● Selected extract
* * *

Yes, a First World family’s initial entry into Los Angeles’s 21st-century urban public schools can be daunting. Yes, one’s uniquely American expectations of giving one’s children a better life than one had growing up can be challenged. On simple demographics alone, the landscape startles.

Among educated, up­­ward­ly aspiring English-speaking families, my neighborhood of Van Nuys—with its 99-cent stores, pupuserias, and throngs of Hispanics waiting for Godot at MTA bus stops—is considered a no-man’s-land. A study by Van Nuys High School suggests that about 80 percent of our residents are Hispanic, a substantial portion of whom are recent arrivals (although many live in apartment buildings with glamorously scrawled—if faded—British royalty–inspired monikers like “Castle Arms” or “The Windsor!”). Our eldest daughter is the only blonde in her class of 20, her grade being about one-third English-learners.

* * *

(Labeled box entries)
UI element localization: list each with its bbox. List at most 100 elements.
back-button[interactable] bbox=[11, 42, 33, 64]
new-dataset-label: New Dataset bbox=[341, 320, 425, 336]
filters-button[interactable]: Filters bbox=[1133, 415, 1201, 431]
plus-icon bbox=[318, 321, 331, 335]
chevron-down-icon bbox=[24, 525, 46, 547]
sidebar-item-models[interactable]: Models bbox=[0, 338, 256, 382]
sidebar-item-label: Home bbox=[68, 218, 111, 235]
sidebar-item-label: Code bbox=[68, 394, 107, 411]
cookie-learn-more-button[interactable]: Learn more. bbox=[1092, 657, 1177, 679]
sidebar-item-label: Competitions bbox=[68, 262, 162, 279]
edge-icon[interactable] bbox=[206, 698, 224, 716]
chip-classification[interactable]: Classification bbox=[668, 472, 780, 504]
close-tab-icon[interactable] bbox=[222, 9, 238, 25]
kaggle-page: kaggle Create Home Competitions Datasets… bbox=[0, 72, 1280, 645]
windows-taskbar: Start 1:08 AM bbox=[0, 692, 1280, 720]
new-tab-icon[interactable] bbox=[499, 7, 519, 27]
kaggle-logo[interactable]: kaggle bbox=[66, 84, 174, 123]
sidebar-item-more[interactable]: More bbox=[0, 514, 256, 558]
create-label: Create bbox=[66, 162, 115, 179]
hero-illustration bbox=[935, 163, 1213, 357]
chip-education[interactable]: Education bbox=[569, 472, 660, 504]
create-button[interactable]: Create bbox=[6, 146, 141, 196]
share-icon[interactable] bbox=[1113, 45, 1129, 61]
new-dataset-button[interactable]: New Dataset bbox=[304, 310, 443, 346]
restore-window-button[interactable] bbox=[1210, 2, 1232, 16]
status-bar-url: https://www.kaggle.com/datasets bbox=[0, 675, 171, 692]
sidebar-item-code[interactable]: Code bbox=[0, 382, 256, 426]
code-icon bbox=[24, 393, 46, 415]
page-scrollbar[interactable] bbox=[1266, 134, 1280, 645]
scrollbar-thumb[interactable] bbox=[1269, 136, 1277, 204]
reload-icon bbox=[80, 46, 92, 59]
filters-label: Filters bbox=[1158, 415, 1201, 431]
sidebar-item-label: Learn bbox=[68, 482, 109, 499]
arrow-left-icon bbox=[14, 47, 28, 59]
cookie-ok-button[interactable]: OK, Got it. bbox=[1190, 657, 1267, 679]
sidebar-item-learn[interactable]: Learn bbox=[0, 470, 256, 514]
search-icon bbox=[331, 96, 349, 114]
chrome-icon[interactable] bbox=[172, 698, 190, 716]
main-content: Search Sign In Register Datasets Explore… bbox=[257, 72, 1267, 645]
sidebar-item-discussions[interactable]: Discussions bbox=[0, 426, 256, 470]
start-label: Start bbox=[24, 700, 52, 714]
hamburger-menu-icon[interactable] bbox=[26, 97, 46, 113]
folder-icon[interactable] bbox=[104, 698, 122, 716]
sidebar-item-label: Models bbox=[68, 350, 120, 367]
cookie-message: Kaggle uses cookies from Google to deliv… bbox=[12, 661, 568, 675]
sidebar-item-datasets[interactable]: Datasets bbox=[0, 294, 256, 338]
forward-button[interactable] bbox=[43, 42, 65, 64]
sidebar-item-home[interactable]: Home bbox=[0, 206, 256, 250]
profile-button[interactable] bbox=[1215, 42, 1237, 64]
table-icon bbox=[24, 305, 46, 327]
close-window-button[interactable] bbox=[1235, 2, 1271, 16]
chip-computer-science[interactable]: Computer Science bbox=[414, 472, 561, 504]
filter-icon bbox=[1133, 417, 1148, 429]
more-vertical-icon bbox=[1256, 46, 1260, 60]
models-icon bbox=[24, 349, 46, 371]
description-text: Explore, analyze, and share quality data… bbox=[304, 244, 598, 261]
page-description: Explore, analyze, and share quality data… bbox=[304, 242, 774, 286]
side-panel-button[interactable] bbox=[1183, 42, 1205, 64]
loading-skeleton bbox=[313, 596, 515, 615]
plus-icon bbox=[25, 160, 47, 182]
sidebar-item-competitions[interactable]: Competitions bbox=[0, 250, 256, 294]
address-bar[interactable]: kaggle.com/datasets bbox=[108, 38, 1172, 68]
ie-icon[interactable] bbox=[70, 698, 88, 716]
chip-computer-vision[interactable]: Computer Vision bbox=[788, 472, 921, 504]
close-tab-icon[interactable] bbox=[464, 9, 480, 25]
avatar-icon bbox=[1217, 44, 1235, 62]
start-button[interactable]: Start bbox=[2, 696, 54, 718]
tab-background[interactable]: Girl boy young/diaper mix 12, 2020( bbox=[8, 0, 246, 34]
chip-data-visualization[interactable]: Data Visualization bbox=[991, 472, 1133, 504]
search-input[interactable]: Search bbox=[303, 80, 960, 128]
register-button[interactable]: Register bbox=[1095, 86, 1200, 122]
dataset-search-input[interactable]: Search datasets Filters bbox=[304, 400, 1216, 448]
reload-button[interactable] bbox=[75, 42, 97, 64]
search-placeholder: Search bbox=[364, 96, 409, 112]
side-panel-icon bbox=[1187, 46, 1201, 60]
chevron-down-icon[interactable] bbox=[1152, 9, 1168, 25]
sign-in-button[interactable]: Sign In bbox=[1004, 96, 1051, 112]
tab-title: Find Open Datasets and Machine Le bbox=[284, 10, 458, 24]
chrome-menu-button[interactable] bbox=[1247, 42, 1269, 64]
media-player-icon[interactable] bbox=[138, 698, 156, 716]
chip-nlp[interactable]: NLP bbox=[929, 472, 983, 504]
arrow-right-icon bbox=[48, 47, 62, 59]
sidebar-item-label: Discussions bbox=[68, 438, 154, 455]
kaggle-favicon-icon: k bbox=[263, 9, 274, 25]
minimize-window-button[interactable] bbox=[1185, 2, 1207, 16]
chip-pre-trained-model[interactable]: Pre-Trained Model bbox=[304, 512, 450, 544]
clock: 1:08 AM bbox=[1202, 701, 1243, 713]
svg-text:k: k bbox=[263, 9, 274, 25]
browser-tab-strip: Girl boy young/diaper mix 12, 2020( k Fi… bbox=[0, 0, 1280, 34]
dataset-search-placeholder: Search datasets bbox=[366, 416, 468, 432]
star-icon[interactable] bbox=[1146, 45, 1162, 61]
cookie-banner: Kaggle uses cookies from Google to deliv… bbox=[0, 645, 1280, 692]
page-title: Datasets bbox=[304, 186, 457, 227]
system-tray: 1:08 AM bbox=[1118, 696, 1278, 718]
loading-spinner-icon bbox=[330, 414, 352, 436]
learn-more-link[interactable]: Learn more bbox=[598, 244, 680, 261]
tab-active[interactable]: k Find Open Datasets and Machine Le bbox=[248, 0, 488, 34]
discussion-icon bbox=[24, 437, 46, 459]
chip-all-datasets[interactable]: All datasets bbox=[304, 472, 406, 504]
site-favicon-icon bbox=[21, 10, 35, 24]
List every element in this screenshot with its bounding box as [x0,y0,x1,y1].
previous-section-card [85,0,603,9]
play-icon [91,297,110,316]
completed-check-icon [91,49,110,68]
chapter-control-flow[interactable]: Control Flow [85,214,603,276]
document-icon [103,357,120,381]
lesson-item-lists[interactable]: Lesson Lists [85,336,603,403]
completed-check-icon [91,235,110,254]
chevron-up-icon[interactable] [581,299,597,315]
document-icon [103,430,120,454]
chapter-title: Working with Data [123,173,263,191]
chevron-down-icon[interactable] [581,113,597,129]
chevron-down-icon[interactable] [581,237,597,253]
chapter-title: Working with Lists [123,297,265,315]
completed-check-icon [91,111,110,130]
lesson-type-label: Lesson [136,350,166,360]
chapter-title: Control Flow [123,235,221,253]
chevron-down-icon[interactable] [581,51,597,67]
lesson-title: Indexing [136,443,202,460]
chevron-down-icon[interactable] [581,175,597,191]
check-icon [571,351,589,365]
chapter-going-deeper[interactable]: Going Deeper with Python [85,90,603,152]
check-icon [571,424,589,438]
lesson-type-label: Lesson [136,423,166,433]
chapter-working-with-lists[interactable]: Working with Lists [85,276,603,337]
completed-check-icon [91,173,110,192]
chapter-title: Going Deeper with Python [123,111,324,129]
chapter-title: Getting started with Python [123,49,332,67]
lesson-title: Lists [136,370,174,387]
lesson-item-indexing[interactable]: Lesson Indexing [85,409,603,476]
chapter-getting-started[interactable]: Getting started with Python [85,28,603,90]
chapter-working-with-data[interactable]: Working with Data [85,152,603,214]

* * *

● Given problem 1
Answer these questions about the Van Nuys passage:
(a) What schools does the passage say a family's first entry into can be daunting?
(b) What share of residents are Hispanic, according to the Van Nuys High School study?
(c) How many children are in the eldest daughter's class?
● Given problem 2
Continue the Van Nuys passage from the point where it stops.
These entries have nothing to do with the passage about Van Nuys.

● Written answer 1
(a) Los Angeles's 21st-century urban public schools
(b) About 80 percent
(c) 20

● Written answer 2
But whither the “white” people? If you’d asked me five years ago what ethnic mix in a school would feel “comfortable” for our family (my husband being white, me being a Southern California native of German-Chinese extraction), I would have guessed, if not two-thirds white, or if not half, certainly at least a third—a third whitish English-speaking children, like mine. A third with freckles, striped shirts, and lunch boxes of tuna-fish sandwiches, the totems I myself grew up with in this region in the ’60s. But, as I’ve since learned, in 21st-century Los Angeles, expecting such a relatively high percentage of pale children is statistically unrealistic. Today, the Los Angeles Unified School District is overwhelmingly Hispanic (73 percent), the remaining quarter a roiling mishmash of black, yellow, perhaps a dab of red, and white. In fact, it is less than 9 percent white, and since the technical LAUSD definition is “non-Hispanic white,” that includes children of Middle Eastern and Armenian descent. In L.A. Unified, white may actually refer to a brown-skinned Syrian Muslim English-learner.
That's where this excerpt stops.